YOUR OBJECTIVE:
Pictures in the data below are not part of the copy; transcribe everything else exactly.

---- EXERCISE MATERIAL

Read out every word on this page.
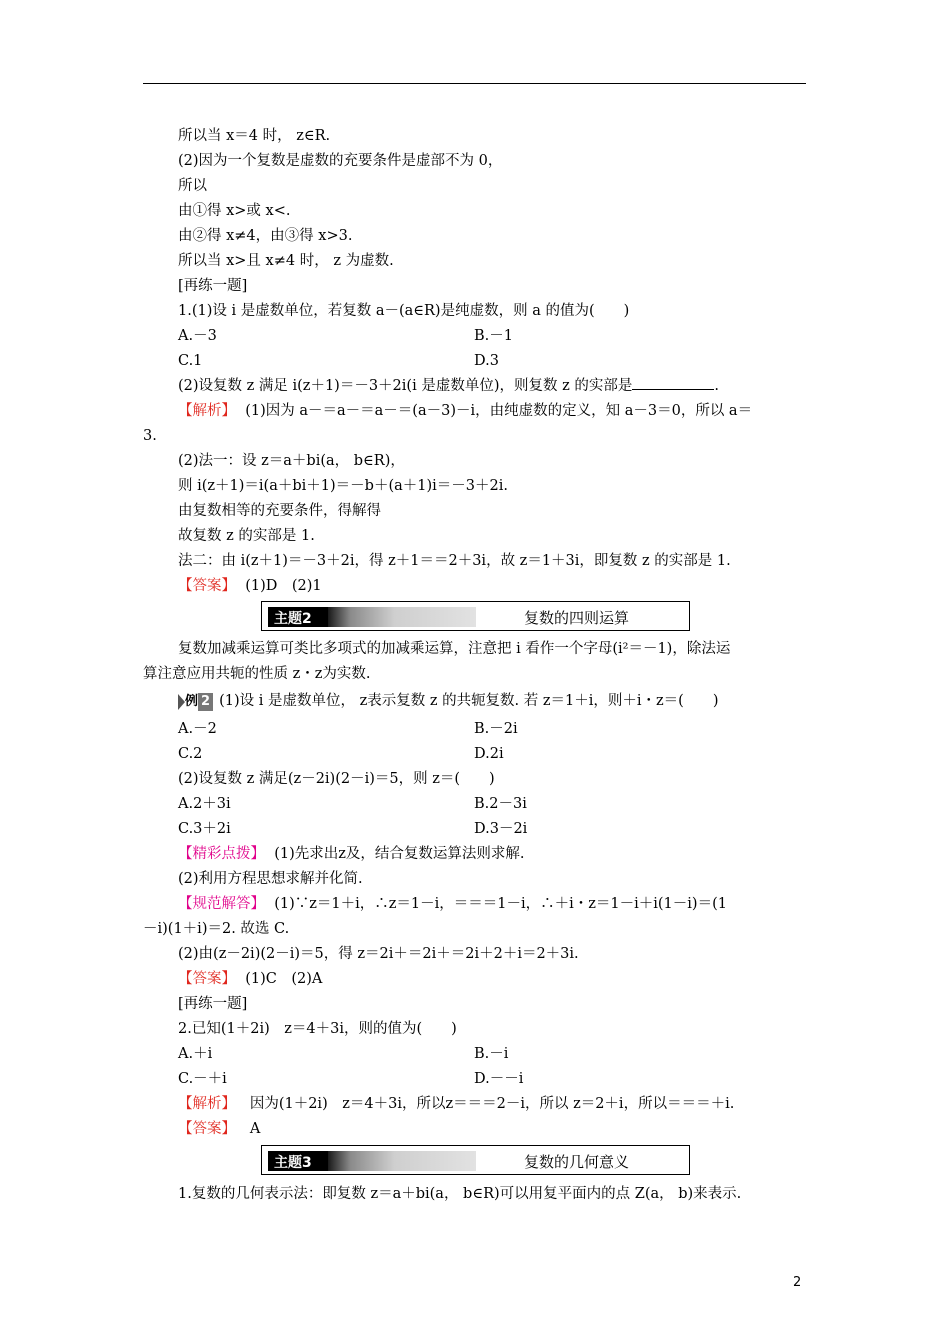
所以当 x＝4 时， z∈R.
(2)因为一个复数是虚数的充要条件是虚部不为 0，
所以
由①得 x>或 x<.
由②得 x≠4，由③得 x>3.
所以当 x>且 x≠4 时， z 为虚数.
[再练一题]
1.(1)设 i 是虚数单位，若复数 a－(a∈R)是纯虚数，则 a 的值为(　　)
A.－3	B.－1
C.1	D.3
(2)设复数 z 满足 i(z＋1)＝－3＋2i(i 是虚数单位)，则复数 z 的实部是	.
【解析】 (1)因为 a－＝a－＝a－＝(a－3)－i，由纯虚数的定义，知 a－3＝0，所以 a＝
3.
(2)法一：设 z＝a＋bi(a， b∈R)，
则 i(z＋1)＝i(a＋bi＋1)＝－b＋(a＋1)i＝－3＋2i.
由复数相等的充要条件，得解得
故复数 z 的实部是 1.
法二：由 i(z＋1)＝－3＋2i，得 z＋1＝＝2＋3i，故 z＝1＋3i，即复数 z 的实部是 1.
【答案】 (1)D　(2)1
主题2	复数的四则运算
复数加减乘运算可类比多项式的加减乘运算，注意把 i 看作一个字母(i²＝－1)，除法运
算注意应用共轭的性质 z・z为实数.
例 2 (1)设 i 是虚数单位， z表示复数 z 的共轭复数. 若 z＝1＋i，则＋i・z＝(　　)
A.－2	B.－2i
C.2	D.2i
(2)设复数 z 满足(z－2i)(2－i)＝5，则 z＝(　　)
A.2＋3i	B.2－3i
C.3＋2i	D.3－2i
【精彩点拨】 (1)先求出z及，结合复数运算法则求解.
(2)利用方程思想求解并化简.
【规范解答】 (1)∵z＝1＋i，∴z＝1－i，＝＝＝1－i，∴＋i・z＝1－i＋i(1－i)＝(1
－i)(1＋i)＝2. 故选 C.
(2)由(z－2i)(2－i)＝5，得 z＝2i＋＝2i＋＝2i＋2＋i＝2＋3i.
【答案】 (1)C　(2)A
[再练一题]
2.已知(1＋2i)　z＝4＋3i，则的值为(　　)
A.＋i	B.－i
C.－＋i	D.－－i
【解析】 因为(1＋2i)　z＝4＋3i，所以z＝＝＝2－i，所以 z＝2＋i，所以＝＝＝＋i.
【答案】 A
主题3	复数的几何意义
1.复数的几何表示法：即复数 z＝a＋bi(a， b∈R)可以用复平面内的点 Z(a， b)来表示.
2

--------

SOLVED EXERCISE:
Read out every word on this page.
所以当 x＝4 时， z∈R.
(2)因为一个复数是虚数的充要条件是虚部不为 0，
所以
由①得 x>或 x<.
由②得 x≠4，由③得 x>3.
所以当 x>且 x≠4 时， z 为虚数.
[再练一题]
1.(1)设 i 是虚数单位，若复数 a－(a∈R)是纯虚数，则 a 的值为(　　)
A.－3	B.－1
C.1	D.3
(2)设复数 z 满足 i(z＋1)＝－3＋2i(i 是虚数单位)，则复数 z 的实部是	.
【解析】 (1)因为 a－＝a－＝a－＝(a－3)－i，由纯虚数的定义，知 a－3＝0，所以 a＝
3.
(2)法一：设 z＝a＋bi(a， b∈R)，
则 i(z＋1)＝i(a＋bi＋1)＝－b＋(a＋1)i＝－3＋2i.
由复数相等的充要条件，得解得
故复数 z 的实部是 1.
法二：由 i(z＋1)＝－3＋2i，得 z＋1＝＝2＋3i，故 z＝1＋3i，即复数 z 的实部是 1.
【答案】 (1)D　(2)1
主题2	复数的四则运算
复数加减乘运算可类比多项式的加减乘运算，注意把 i 看作一个字母(i²＝－1)，除法运
算注意应用共轭的性质 z・z为实数.
例 2 (1)设 i 是虚数单位， z表示复数 z 的共轭复数. 若 z＝1＋i，则＋i・z＝(　　)
A.－2	B.－2i
C.2	D.2i
(2)设复数 z 满足(z－2i)(2－i)＝5，则 z＝(　　)
A.2＋3i	B.2－3i
C.3＋2i	D.3－2i
【精彩点拨】 (1)先求出z及，结合复数运算法则求解.
(2)利用方程思想求解并化简.
【规范解答】 (1)∵z＝1＋i，∴z＝1－i，＝＝＝1－i，∴＋i・z＝1－i＋i(1－i)＝(1
－i)(1＋i)＝2. 故选 C.
(2)由(z－2i)(2－i)＝5，得 z＝2i＋＝2i＋＝2i＋2＋i＝2＋3i.
【答案】 (1)C　(2)A
[再练一题]
2.已知(1＋2i)　z＝4＋3i，则的值为(　　)
A.＋i	B.－i
C.－＋i	D.－－i
【解析】 因为(1＋2i)　z＝4＋3i，所以z＝＝＝2－i，所以 z＝2＋i，所以＝＝＝＋i.
【答案】 A
主题3	复数的几何意义
1.复数的几何表示法：即复数 z＝a＋bi(a， b∈R)可以用复平面内的点 Z(a， b)来表示.
2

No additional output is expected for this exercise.